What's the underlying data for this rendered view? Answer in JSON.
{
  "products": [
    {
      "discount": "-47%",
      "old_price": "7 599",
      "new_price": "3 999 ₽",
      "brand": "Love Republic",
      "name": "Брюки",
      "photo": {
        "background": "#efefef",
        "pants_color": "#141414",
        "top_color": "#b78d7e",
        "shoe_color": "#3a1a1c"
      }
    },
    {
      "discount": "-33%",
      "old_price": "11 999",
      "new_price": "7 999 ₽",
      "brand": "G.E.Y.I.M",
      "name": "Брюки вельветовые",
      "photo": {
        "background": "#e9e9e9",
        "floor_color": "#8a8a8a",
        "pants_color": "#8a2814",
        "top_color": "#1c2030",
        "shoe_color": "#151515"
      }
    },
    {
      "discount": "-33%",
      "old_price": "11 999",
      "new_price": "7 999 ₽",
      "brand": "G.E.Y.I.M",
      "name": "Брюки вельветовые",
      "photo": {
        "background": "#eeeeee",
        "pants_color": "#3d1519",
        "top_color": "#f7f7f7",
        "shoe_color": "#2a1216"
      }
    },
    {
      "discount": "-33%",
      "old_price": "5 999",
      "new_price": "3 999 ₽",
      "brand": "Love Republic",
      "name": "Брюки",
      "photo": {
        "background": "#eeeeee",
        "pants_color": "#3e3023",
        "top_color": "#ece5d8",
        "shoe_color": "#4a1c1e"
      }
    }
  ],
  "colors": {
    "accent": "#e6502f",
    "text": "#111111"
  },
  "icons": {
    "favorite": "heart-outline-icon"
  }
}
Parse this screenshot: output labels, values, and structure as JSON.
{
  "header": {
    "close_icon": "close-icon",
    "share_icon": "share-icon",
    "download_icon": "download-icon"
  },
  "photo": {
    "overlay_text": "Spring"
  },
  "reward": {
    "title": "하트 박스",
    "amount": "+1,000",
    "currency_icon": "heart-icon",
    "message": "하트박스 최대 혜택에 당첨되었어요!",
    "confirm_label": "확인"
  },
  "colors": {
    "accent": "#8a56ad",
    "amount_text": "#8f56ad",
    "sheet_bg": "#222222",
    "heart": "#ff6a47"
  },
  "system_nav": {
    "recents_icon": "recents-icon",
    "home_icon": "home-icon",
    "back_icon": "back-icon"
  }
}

→ **INSTRUCTIONS FOR THE TASK**
Each line of the material above needs to be quoted exactly, please.

→ **WORKED ANSWER**
What's the underlying data for this rendered view? Answer in JSON.
{
  "products": [
    {
      "discount": "-47%",
      "old_price": "7 599",
      "new_price": "3 999 ₽",
      "brand": "Love Republic",
      "name": "Брюки",
      "photo": {
        "background": "#efefef",
        "pants_color": "#141414",
        "top_color": "#b78d7e",
        "shoe_color": "#3a1a1c"
      }
    },
    {
      "discount": "-33%",
      "old_price": "11 999",
      "new_price": "7 999 ₽",
      "brand": "G.E.Y.I.M",
      "name": "Брюки вельветовые",
      "photo": {
        "background": "#e9e9e9",
        "floor_color": "#8a8a8a",
        "pants_color": "#8a2814",
        "top_color": "#1c2030",
        "shoe_color": "#151515"
      }
    },
    {
      "discount": "-33%",
      "old_price": "11 999",
      "new_price": "7 999 ₽",
      "brand": "G.E.Y.I.M",
      "name": "Брюки вельветовые",
      "photo": {
        "background": "#eeeeee",
        "pants_color": "#3d1519",
        "top_color": "#f7f7f7",
        "shoe_color": "#2a1216"
      }
    },
    {
      "discount": "-33%",
      "old_price": "5 999",
      "new_price": "3 999 ₽",
      "brand": "Love Republic",
      "name": "Брюки",
      "photo": {
        "background": "#eeeeee",
        "pants_color": "#3e3023",
        "top_color": "#ece5d8",
        "shoe_color": "#4a1c1e"
      }
    }
  ],
  "colors": {
    "accent": "#e6502f",
    "text": "#111111"
  },
  "icons": {
    "favorite": "heart-outline-icon"
  }
}
Parse this screenshot: output labels, values, and structure as JSON.
{
  "header": {
    "close_icon": "close-icon",
    "share_icon": "share-icon",
    "download_icon": "download-icon"
  },
  "photo": {
    "overlay_text": "Spring"
  },
  "reward": {
    "title": "하트 박스",
    "amount": "+1,000",
    "currency_icon": "heart-icon",
    "message": "하트박스 최대 혜택에 당첨되었어요!",
    "confirm_label": "확인"
  },
  "colors": {
    "accent": "#8a56ad",
    "amount_text": "#8f56ad",
    "sheet_bg": "#222222",
    "heart": "#ff6a47"
  },
  "system_nav": {
    "recents_icon": "recents-icon",
    "home_icon": "home-icon",
    "back_icon": "back-icon"
  }
}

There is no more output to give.